Do this =>
Repeat every entry in the listing below, exactly.

------ Records for processing ------

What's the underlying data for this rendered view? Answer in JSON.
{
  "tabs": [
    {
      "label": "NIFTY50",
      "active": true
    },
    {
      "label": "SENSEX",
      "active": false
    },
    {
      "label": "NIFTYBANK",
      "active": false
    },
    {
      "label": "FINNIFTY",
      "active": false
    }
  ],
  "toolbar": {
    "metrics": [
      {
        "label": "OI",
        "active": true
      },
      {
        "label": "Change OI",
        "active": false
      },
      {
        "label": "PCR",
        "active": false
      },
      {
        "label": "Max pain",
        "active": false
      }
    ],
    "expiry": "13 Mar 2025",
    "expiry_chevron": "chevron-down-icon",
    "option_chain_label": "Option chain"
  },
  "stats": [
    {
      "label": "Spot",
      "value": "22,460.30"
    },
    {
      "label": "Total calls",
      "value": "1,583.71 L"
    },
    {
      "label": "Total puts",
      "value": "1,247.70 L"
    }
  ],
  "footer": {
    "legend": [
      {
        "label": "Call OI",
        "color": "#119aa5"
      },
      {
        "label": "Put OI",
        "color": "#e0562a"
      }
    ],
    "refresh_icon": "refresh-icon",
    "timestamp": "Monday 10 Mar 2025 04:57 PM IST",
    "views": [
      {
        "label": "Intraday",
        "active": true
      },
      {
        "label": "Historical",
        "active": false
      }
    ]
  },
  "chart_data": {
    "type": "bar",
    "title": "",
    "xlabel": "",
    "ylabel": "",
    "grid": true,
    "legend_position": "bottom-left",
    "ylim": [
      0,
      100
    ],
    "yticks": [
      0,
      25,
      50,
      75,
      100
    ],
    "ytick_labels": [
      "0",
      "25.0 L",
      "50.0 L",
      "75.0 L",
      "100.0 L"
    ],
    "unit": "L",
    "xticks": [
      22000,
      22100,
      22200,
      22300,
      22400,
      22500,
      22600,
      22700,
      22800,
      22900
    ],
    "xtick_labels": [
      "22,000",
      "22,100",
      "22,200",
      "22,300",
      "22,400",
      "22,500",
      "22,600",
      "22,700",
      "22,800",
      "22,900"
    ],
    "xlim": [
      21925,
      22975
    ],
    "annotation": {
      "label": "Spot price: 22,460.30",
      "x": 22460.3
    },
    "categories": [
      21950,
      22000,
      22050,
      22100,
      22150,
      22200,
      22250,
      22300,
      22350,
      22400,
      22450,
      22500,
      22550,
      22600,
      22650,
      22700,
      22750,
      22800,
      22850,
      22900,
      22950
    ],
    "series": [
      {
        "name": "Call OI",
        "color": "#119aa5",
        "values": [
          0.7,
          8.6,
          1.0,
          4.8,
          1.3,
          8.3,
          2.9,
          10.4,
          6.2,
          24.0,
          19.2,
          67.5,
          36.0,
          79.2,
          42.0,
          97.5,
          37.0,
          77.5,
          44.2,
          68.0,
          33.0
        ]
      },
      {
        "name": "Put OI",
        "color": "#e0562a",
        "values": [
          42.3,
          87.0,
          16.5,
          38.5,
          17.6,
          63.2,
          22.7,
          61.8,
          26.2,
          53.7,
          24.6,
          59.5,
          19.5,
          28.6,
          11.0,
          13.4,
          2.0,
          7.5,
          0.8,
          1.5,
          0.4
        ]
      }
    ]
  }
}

------

Result of this task =>
What's the underlying data for this rendered view? Answer in JSON.
{
  "tabs": [
    {
      "label": "NIFTY50",
      "active": true
    },
    {
      "label": "SENSEX",
      "active": false
    },
    {
      "label": "NIFTYBANK",
      "active": false
    },
    {
      "label": "FINNIFTY",
      "active": false
    }
  ],
  "toolbar": {
    "metrics": [
      {
        "label": "OI",
        "active": true
      },
      {
        "label": "Change OI",
        "active": false
      },
      {
        "label": "PCR",
        "active": false
      },
      {
        "label": "Max pain",
        "active": false
      }
    ],
    "expiry": "13 Mar 2025",
    "expiry_chevron": "chevron-down-icon",
    "option_chain_label": "Option chain"
  },
  "stats": [
    {
      "label": "Spot",
      "value": "22,460.30"
    },
    {
      "label": "Total calls",
      "value": "1,583.71 L"
    },
    {
      "label": "Total puts",
      "value": "1,247.70 L"
    }
  ],
  "footer": {
    "legend": [
      {
        "label": "Call OI",
        "color": "#119aa5"
      },
      {
        "label": "Put OI",
        "color": "#e0562a"
      }
    ],
    "refresh_icon": "refresh-icon",
    "timestamp": "Monday 10 Mar 2025 04:57 PM IST",
    "views": [
      {
        "label": "Intraday",
        "active": true
      },
      {
        "label": "Historical",
        "active": false
      }
    ]
  },
  "chart_data": {
    "type": "bar",
    "title": "",
    "xlabel": "",
    "ylabel": "",
    "grid": true,
    "legend_position": "bottom-left",
    "ylim": [
      0,
      100
    ],
    "yticks": [
      0,
      25,
      50,
      75,
      100
    ],
    "ytick_labels": [
      "0",
      "25.0 L",
      "50.0 L",
      "75.0 L",
      "100.0 L"
    ],
    "unit": "L",
    "xticks": [
      22000,
      22100,
      22200,
      22300,
      22400,
      22500,
      22600,
      22700,
      22800,
      22900
    ],
    "xtick_labels": [
      "22,000",
      "22,100",
      "22,200",
      "22,300",
      "22,400",
      "22,500",
      "22,600",
      "22,700",
      "22,800",
      "22,900"
    ],
    "xlim": [
      21925,
      22975
    ],
    "annotation": {
      "label": "Spot price: 22,460.30",
      "x": 22460.3
    },
    "categories": [
      21950,
      22000,
      22050,
      22100,
      22150,
      22200,
      22250,
      22300,
      22350,
      22400,
      22450,
      22500,
      22550,
      22600,
      22650,
      22700,
      22750,
      22800,
      22850,
      22900,
      22950
    ],
    "series": [
      {
        "name": "Call OI",
        "color": "#119aa5",
        "values": [
          0.7,
          8.6,
          1.0,
          4.8,
          1.3,
          8.3,
          2.9,
          10.4,
          6.2,
          24.0,
          19.2,
          67.5,
          36.0,
          79.2,
          42.0,
          97.5,
          37.0,
          77.5,
          44.2,
          68.0,
          33.0
        ]
      },
      {
        "name": "Put OI",
        "color": "#e0562a",
        "values": [
          42.3,
          87.0,
          16.5,
          38.5,
          17.6,
          63.2,
          22.7,
          61.8,
          26.2,
          53.7,
          24.6,
          59.5,
          19.5,
          28.6,
          11.0,
          13.4,
          2.0,
          7.5,
          0.8,
          1.5,
          0.4
        ]
      }
    ]
  }
}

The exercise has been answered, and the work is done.